-- begin Data shown --

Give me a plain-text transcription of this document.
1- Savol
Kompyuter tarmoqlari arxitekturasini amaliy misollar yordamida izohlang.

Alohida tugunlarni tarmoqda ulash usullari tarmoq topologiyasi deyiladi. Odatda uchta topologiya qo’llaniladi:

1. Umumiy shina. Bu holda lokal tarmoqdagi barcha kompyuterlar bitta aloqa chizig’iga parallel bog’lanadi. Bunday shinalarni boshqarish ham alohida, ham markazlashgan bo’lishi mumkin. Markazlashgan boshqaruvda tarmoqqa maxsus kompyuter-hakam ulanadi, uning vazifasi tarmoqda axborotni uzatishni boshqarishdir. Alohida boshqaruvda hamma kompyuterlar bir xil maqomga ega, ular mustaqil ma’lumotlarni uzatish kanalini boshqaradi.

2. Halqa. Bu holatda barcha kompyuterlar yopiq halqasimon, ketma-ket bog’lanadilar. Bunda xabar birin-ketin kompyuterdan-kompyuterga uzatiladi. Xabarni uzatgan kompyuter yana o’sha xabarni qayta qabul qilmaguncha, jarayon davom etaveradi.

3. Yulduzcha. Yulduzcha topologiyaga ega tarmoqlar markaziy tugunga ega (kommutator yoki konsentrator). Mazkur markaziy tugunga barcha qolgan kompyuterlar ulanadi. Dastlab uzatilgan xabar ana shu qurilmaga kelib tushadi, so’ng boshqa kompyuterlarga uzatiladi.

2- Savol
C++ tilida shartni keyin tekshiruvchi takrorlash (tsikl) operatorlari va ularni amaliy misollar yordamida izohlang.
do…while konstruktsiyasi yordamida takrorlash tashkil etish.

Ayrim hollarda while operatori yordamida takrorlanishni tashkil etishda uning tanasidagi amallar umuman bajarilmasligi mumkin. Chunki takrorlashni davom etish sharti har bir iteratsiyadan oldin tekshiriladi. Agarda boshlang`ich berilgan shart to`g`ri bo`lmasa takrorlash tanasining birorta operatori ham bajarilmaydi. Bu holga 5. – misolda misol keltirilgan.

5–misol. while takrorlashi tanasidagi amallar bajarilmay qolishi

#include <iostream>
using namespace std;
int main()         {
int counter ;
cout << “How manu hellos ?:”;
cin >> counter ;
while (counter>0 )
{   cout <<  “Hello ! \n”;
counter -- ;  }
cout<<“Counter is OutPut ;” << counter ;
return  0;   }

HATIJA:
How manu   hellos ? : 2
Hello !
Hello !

-- end Data shown --
-- begin Data shown --

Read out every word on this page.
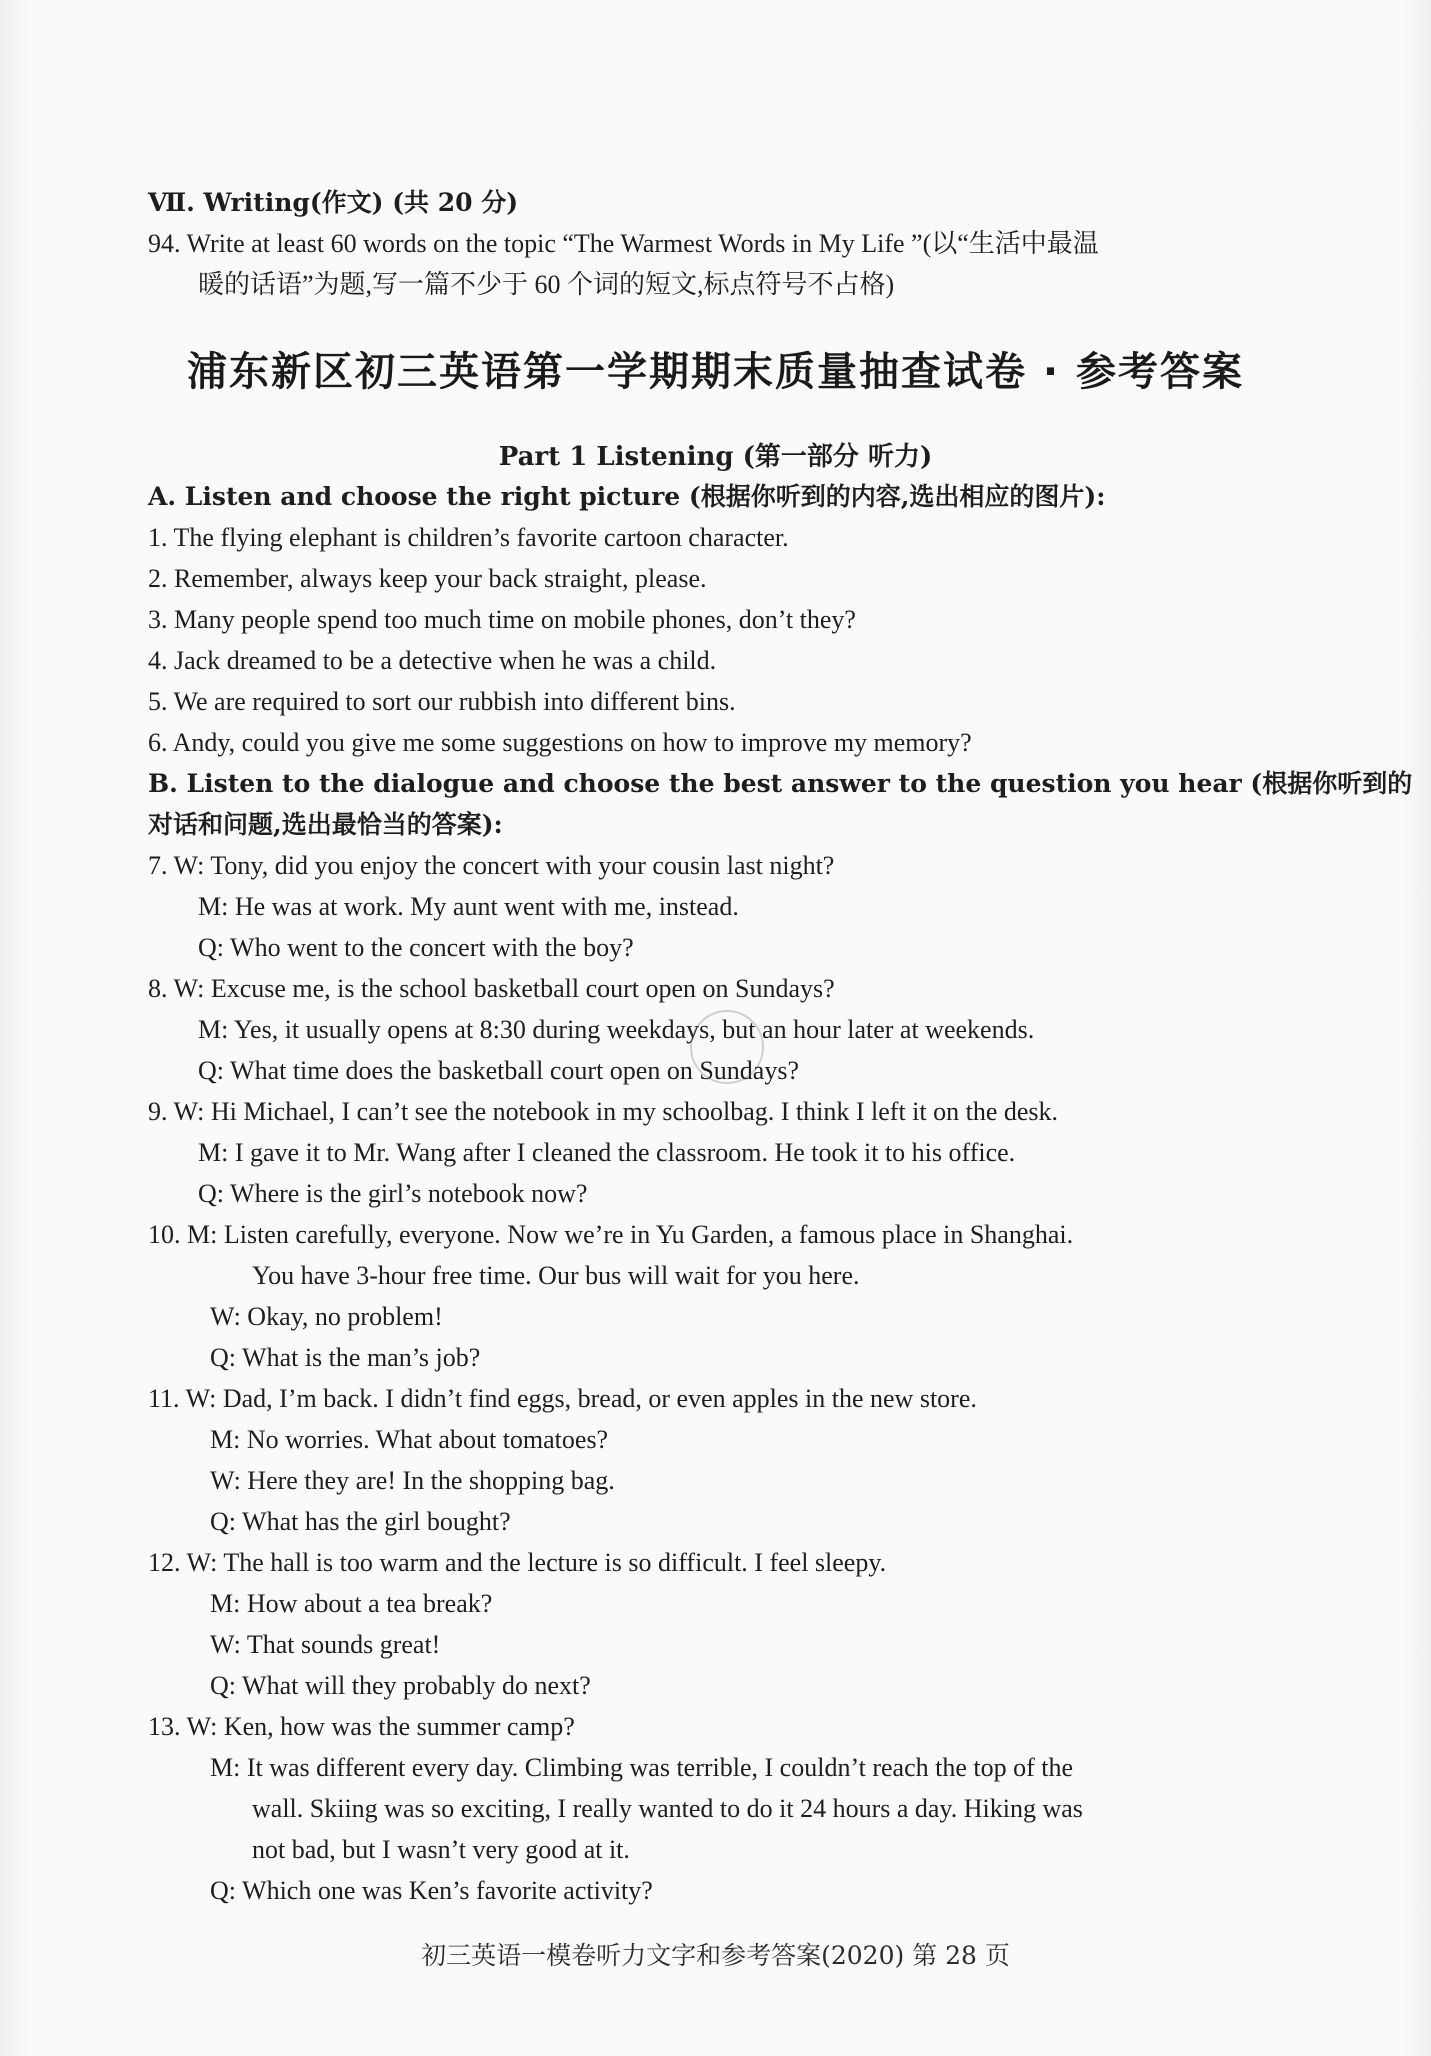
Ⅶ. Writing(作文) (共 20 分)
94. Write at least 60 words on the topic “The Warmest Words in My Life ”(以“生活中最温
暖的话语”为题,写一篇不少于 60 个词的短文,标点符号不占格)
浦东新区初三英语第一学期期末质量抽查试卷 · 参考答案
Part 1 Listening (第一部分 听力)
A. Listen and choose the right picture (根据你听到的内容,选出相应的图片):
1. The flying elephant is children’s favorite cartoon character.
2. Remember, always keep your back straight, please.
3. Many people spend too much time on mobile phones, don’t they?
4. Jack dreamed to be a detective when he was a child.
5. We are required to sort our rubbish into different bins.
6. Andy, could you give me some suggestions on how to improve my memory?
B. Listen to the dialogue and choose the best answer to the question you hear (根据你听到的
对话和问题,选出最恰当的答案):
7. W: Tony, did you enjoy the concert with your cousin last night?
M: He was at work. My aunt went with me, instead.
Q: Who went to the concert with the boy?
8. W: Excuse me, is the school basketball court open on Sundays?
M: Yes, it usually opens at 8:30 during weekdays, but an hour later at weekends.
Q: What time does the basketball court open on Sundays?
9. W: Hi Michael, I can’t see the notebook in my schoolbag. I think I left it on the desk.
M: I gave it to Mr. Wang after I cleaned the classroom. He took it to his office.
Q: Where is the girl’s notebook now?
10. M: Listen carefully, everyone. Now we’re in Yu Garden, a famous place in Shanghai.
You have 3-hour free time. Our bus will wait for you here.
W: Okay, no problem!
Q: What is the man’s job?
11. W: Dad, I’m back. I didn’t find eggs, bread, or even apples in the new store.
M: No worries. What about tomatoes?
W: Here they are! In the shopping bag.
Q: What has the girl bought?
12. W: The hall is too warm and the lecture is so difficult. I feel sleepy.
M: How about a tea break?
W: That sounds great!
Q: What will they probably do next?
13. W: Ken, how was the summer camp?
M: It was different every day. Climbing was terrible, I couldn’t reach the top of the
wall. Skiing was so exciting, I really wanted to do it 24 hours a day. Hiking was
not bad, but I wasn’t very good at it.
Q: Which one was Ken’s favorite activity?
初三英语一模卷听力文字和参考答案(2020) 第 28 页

-- end Data shown --
-- begin Data shown --

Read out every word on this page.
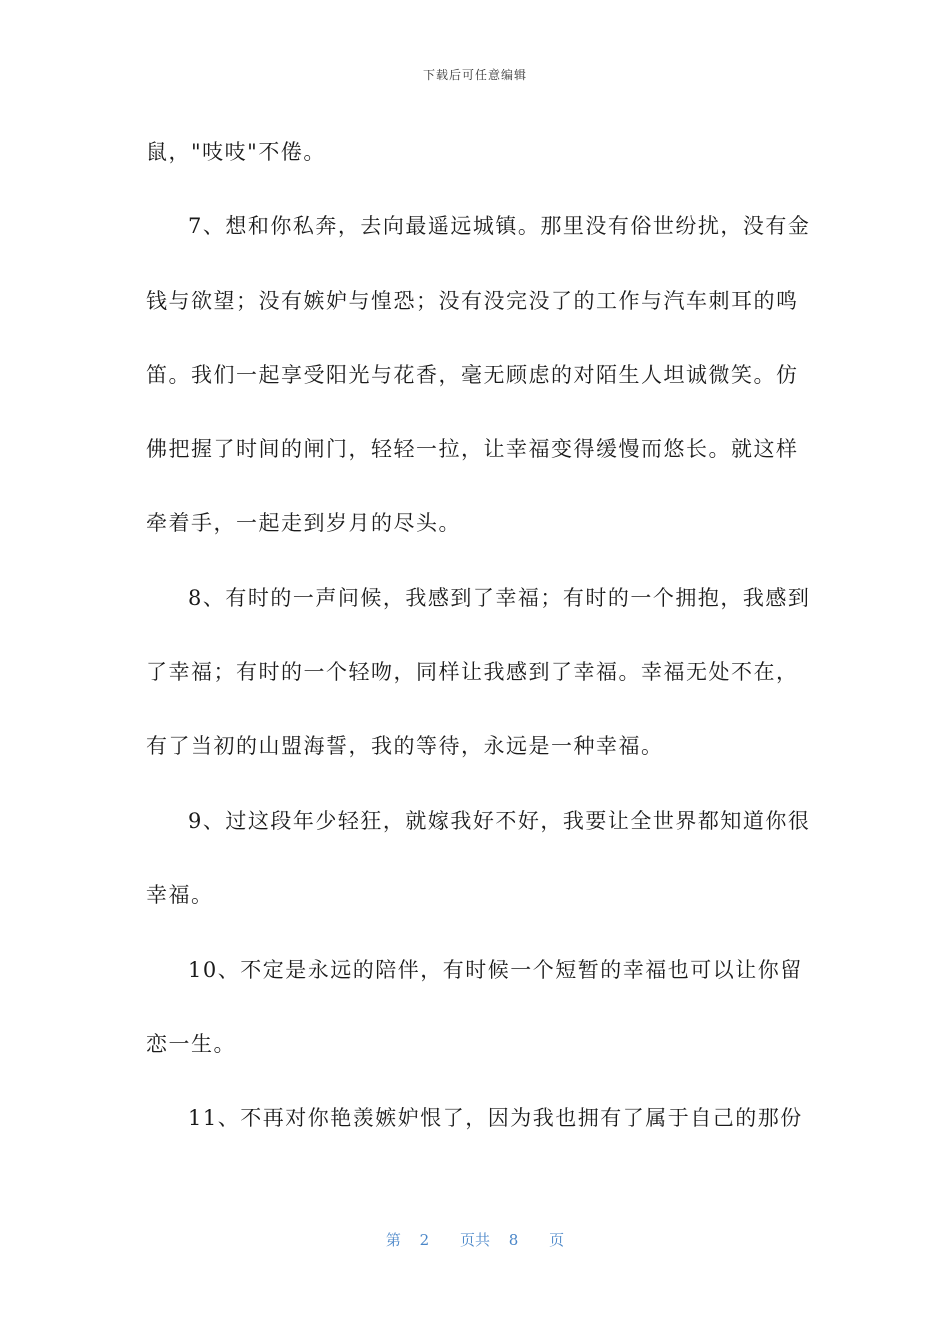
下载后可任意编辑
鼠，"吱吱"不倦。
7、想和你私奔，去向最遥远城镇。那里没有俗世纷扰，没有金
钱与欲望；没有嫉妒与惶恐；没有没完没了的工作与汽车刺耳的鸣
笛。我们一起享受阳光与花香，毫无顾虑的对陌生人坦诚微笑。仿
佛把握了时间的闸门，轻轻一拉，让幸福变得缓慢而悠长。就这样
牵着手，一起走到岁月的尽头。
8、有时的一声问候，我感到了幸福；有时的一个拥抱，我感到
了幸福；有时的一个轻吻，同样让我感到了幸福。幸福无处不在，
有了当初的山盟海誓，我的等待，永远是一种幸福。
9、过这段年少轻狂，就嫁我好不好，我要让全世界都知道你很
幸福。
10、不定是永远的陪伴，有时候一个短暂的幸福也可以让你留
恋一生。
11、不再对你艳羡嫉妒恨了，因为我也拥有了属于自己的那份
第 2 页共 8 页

-- end Data shown --

The task: Pull out each line containing the word "notebook" and copy it.

Task response:
9. W: Hi Michael, I can’t see the notebook in my schoolbag. I think I left it on the desk.
Q: Where is the girl’s notebook now?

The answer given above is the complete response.